What the exercise asks → Select the lines that hold the word "document" and copy each one.

..........

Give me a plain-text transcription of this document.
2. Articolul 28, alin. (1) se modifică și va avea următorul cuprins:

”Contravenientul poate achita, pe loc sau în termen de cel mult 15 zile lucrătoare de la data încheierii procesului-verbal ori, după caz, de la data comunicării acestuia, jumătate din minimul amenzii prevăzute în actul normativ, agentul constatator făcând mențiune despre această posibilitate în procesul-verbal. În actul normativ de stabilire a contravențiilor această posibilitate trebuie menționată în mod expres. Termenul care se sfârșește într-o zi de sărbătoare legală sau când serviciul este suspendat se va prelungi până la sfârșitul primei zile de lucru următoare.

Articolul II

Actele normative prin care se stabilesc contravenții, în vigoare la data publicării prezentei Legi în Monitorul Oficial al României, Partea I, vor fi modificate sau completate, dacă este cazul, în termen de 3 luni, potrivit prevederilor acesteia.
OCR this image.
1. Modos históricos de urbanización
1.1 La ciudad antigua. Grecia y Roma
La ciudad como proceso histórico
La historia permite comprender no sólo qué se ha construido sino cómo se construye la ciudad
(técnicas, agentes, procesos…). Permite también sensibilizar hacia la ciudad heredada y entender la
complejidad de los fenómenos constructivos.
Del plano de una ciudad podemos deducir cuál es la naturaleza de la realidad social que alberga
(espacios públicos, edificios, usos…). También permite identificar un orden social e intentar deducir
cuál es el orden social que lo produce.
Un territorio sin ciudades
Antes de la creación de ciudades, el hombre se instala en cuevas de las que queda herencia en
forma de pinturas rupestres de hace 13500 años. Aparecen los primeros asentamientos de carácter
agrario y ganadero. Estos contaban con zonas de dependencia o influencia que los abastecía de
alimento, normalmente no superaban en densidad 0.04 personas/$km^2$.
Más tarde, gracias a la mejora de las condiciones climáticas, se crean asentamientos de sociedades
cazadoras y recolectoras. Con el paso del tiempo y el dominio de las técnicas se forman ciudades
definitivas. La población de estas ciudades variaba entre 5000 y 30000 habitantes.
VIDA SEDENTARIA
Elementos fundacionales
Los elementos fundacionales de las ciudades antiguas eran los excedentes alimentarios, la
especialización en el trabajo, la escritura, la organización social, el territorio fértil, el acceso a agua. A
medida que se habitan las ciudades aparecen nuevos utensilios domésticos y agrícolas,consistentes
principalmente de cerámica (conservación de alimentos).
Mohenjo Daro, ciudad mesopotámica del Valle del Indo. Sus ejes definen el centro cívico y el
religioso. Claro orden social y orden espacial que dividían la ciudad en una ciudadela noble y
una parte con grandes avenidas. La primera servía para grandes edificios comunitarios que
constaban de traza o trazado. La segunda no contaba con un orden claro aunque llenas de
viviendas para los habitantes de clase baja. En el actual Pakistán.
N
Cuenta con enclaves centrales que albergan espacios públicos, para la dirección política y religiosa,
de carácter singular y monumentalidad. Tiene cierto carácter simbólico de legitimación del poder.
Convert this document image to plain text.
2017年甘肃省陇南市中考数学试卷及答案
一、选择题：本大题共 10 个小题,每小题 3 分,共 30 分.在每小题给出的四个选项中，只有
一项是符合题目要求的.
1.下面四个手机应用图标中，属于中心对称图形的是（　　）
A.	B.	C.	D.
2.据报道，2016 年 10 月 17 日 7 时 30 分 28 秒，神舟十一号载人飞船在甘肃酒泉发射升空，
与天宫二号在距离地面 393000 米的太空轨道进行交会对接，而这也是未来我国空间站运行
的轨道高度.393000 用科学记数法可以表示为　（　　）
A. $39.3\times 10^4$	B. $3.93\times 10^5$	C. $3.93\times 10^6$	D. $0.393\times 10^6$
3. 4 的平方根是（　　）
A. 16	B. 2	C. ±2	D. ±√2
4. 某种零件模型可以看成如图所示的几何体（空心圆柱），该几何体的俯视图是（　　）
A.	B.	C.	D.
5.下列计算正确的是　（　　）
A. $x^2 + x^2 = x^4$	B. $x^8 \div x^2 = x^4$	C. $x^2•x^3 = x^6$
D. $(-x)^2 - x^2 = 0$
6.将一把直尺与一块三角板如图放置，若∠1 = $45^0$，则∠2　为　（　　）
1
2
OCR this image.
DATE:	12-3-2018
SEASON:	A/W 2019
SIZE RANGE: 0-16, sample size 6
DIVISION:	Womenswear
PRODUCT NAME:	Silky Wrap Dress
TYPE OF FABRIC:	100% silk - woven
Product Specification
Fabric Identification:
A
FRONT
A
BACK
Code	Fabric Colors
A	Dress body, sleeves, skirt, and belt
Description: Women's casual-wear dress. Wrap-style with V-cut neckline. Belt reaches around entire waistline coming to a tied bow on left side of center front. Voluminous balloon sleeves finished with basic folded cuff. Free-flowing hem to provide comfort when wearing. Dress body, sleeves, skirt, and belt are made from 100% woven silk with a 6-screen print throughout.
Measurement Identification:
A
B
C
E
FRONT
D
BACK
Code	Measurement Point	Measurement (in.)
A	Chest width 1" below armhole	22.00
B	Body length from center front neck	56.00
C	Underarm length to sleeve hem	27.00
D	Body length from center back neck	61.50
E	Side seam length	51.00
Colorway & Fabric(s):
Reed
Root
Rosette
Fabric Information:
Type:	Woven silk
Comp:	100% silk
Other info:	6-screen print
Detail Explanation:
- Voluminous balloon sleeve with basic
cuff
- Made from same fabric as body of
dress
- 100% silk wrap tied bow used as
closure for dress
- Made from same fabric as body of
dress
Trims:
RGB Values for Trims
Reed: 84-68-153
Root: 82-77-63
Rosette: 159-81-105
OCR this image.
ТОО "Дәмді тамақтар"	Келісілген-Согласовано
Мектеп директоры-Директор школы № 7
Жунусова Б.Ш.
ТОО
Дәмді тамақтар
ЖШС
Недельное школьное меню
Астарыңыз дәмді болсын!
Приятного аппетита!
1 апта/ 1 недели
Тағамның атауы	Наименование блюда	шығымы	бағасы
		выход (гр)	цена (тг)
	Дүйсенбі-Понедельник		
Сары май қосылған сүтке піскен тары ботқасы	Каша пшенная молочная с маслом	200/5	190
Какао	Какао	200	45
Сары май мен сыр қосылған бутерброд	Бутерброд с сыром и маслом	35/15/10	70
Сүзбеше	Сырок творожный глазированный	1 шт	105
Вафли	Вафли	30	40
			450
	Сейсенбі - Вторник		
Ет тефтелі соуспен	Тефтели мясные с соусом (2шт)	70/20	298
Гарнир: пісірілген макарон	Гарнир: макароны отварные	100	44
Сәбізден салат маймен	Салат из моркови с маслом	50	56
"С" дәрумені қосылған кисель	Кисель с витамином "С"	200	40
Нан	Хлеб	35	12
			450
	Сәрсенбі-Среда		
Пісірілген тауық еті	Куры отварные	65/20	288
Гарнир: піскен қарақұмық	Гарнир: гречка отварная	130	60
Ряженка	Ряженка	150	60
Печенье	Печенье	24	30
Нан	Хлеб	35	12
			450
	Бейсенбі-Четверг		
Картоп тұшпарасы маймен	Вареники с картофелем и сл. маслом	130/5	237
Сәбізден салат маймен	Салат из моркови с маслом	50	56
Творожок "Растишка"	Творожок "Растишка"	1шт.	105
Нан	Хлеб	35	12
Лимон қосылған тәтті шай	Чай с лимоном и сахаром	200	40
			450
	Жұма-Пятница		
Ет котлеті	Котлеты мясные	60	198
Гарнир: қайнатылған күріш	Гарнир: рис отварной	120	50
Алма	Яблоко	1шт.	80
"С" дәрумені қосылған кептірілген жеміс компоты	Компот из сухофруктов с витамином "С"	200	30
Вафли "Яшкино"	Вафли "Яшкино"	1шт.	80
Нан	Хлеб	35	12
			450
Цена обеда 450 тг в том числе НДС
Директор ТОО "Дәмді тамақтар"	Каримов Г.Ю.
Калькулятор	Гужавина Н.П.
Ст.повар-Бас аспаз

..........

Correct answer →
Give me a plain-text transcription of this document.
Convert this document image to plain text.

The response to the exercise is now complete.